-- Begin MATERIAL --

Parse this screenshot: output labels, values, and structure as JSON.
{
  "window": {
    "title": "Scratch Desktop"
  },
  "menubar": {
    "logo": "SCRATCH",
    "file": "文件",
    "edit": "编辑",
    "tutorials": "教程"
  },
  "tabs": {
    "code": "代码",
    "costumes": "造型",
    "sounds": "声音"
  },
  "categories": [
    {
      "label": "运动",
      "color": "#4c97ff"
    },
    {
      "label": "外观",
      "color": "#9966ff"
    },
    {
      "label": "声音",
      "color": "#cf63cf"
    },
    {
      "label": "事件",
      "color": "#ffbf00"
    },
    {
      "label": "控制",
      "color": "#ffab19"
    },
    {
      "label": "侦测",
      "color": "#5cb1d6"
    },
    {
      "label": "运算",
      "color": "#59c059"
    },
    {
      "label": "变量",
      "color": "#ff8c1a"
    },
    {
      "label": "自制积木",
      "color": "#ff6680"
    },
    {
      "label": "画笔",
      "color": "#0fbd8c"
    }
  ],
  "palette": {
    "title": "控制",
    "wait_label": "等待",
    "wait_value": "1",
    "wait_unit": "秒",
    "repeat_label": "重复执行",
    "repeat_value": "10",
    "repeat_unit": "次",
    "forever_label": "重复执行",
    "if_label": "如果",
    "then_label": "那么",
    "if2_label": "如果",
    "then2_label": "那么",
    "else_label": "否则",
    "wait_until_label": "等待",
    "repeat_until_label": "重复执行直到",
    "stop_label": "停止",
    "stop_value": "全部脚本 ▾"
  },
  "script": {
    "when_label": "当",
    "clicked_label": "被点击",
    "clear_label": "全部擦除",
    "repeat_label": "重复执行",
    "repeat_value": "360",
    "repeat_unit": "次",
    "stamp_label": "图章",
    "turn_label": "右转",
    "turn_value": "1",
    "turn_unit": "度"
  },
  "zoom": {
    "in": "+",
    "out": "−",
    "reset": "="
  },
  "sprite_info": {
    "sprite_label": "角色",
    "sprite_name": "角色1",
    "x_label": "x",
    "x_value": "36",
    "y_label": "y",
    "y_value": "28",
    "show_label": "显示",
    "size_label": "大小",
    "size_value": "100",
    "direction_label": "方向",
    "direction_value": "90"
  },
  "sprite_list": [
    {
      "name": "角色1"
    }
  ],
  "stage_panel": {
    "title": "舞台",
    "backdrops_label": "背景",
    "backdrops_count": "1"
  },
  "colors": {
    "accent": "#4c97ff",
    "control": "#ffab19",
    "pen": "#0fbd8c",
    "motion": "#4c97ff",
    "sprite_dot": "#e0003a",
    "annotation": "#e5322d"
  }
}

-- End MATERIAL --

Using the listing above, reproduce each line without omission.

### [TASK OUTPUT]
Parse this screenshot: output labels, values, and structure as JSON.
{
  "window": {
    "title": "Scratch Desktop"
  },
  "menubar": {
    "logo": "SCRATCH",
    "file": "文件",
    "edit": "编辑",
    "tutorials": "教程"
  },
  "tabs": {
    "code": "代码",
    "costumes": "造型",
    "sounds": "声音"
  },
  "categories": [
    {
      "label": "运动",
      "color": "#4c97ff"
    },
    {
      "label": "外观",
      "color": "#9966ff"
    },
    {
      "label": "声音",
      "color": "#cf63cf"
    },
    {
      "label": "事件",
      "color": "#ffbf00"
    },
    {
      "label": "控制",
      "color": "#ffab19"
    },
    {
      "label": "侦测",
      "color": "#5cb1d6"
    },
    {
      "label": "运算",
      "color": "#59c059"
    },
    {
      "label": "变量",
      "color": "#ff8c1a"
    },
    {
      "label": "自制积木",
      "color": "#ff6680"
    },
    {
      "label": "画笔",
      "color": "#0fbd8c"
    }
  ],
  "palette": {
    "title": "控制",
    "wait_label": "等待",
    "wait_value": "1",
    "wait_unit": "秒",
    "repeat_label": "重复执行",
    "repeat_value": "10",
    "repeat_unit": "次",
    "forever_label": "重复执行",
    "if_label": "如果",
    "then_label": "那么",
    "if2_label": "如果",
    "then2_label": "那么",
    "else_label": "否则",
    "wait_until_label": "等待",
    "repeat_until_label": "重复执行直到",
    "stop_label": "停止",
    "stop_value": "全部脚本 ▾"
  },
  "script": {
    "when_label": "当",
    "clicked_label": "被点击",
    "clear_label": "全部擦除",
    "repeat_label": "重复执行",
    "repeat_value": "360",
    "repeat_unit": "次",
    "stamp_label": "图章",
    "turn_label": "右转",
    "turn_value": "1",
    "turn_unit": "度"
  },
  "zoom": {
    "in": "+",
    "out": "−",
    "reset": "="
  },
  "sprite_info": {
    "sprite_label": "角色",
    "sprite_name": "角色1",
    "x_label": "x",
    "x_value": "36",
    "y_label": "y",
    "y_value": "28",
    "show_label": "显示",
    "size_label": "大小",
    "size_value": "100",
    "direction_label": "方向",
    "direction_value": "90"
  },
  "sprite_list": [
    {
      "name": "角色1"
    }
  ],
  "stage_panel": {
    "title": "舞台",
    "backdrops_label": "背景",
    "backdrops_count": "1"
  },
  "colors": {
    "accent": "#4c97ff",
    "control": "#ffab19",
    "pen": "#0fbd8c",
    "motion": "#4c97ff",
    "sprite_dot": "#e0003a",
    "annotation": "#e5322d"
  }
}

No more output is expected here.